* START Excerpted records *

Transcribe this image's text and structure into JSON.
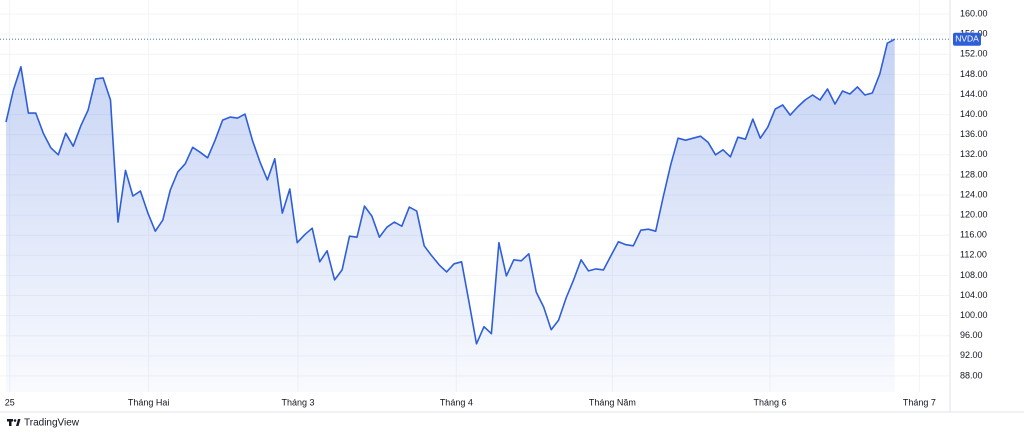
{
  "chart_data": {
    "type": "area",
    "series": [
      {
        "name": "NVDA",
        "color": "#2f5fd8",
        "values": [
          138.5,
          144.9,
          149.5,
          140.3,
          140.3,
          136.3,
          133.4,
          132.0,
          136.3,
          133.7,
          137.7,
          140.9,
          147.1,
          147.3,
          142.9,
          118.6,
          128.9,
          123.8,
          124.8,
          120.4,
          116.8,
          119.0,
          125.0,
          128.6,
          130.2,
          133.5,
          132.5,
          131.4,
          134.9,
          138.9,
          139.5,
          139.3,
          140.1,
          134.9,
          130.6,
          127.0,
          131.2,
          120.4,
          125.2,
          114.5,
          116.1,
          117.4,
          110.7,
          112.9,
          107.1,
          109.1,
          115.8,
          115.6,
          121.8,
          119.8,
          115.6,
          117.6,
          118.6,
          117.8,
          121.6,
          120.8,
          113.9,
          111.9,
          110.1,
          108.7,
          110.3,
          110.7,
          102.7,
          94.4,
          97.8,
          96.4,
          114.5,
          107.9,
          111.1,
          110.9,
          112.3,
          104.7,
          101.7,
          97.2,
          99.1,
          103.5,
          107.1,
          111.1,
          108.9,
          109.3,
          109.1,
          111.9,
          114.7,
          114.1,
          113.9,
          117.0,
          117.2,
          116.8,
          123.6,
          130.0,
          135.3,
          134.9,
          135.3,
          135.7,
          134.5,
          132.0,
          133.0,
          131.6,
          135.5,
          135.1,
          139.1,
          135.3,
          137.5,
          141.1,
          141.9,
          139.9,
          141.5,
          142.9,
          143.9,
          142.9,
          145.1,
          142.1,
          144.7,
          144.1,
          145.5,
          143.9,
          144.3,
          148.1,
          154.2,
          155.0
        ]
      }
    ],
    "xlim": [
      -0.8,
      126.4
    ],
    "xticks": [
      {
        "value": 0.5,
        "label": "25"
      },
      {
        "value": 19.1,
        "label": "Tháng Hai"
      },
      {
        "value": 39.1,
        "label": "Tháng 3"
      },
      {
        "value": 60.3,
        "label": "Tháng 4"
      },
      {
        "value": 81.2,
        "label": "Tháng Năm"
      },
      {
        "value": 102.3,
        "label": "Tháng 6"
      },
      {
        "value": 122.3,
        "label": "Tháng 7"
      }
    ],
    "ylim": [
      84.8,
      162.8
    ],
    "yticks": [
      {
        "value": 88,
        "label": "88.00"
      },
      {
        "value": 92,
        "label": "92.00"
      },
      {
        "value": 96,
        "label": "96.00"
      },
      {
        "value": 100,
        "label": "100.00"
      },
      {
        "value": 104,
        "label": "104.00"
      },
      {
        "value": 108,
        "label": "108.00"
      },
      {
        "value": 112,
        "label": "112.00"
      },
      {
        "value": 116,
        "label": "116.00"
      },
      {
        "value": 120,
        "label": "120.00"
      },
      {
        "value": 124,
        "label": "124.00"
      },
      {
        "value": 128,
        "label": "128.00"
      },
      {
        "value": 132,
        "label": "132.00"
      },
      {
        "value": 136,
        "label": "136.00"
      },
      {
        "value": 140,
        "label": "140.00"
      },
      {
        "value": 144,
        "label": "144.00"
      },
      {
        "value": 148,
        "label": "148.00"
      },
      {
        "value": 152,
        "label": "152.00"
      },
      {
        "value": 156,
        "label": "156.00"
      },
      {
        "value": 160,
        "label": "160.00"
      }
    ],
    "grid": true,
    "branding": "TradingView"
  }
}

* END Excerpted records *
* START Excerpted records *

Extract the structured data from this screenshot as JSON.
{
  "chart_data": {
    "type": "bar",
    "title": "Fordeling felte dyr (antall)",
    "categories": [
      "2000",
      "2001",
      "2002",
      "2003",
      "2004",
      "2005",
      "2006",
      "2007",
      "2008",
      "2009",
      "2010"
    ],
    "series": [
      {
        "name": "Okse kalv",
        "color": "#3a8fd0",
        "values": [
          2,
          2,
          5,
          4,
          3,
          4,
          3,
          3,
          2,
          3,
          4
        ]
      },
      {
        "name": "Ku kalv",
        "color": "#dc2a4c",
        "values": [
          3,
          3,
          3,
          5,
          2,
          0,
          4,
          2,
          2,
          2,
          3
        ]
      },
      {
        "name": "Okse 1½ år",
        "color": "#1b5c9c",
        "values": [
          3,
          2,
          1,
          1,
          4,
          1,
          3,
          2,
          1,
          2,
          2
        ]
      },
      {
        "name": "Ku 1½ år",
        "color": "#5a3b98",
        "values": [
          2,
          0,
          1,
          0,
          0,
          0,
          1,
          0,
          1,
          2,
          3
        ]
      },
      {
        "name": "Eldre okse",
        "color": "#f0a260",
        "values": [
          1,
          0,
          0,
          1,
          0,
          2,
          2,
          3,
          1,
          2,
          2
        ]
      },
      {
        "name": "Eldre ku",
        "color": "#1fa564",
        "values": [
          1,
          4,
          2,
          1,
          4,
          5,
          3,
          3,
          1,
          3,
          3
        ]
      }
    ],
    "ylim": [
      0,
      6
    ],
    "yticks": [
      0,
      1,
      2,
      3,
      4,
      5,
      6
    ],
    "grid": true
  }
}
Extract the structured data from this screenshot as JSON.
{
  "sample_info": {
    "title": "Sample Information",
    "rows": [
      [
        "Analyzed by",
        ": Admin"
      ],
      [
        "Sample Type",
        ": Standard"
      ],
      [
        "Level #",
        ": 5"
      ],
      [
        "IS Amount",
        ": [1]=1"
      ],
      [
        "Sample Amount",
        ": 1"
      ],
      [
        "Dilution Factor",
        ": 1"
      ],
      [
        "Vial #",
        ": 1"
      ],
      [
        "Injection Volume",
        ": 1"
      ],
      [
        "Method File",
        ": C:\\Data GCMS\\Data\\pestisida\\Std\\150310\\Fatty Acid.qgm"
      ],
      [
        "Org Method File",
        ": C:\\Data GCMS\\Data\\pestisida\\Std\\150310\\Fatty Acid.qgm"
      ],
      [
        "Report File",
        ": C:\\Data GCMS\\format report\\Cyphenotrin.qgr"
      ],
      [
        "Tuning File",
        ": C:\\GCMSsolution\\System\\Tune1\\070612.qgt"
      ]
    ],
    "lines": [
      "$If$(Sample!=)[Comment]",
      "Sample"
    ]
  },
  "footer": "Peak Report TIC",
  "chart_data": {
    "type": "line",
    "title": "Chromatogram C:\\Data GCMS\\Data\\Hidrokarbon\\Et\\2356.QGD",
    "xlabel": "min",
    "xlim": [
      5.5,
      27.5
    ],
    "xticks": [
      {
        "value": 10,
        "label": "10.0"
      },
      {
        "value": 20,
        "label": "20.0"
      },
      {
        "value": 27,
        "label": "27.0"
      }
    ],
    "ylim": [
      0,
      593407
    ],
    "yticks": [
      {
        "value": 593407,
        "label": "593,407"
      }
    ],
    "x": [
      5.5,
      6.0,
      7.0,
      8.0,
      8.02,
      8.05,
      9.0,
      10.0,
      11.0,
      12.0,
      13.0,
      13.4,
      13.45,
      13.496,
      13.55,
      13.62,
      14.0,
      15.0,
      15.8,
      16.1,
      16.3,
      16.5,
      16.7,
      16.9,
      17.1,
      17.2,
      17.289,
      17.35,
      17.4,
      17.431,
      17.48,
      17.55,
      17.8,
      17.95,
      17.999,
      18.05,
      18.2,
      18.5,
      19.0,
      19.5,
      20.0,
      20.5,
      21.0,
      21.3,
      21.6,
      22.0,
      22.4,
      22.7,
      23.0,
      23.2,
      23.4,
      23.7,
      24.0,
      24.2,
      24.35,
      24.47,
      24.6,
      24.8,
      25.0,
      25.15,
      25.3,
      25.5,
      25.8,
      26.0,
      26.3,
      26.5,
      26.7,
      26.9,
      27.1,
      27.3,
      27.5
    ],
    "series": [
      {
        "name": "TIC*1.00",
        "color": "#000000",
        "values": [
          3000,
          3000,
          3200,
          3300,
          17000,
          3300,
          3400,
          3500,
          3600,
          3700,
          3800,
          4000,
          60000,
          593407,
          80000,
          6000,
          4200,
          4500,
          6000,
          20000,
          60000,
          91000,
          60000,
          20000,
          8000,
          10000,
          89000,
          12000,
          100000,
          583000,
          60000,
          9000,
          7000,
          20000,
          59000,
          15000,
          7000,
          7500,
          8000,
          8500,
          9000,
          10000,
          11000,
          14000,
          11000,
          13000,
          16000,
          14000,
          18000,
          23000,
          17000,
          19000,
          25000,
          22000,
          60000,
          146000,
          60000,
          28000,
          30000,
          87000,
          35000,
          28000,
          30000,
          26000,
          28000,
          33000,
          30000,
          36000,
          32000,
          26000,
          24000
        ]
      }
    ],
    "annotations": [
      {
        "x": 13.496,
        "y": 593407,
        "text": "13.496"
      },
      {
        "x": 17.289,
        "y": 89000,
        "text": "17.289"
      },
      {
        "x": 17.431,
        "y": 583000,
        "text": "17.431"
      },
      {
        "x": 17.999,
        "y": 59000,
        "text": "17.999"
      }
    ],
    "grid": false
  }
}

* END Excerpted records *

Find all lines where the word "Tháng" appears. Copy them.

--- Response to the task ---
        "label": "Tháng Hai"
        "label": "Tháng 3"
        "label": "Tháng 4"
        "label": "Tháng Năm"
        "label": "Tháng 6"
        "label": "Tháng 7"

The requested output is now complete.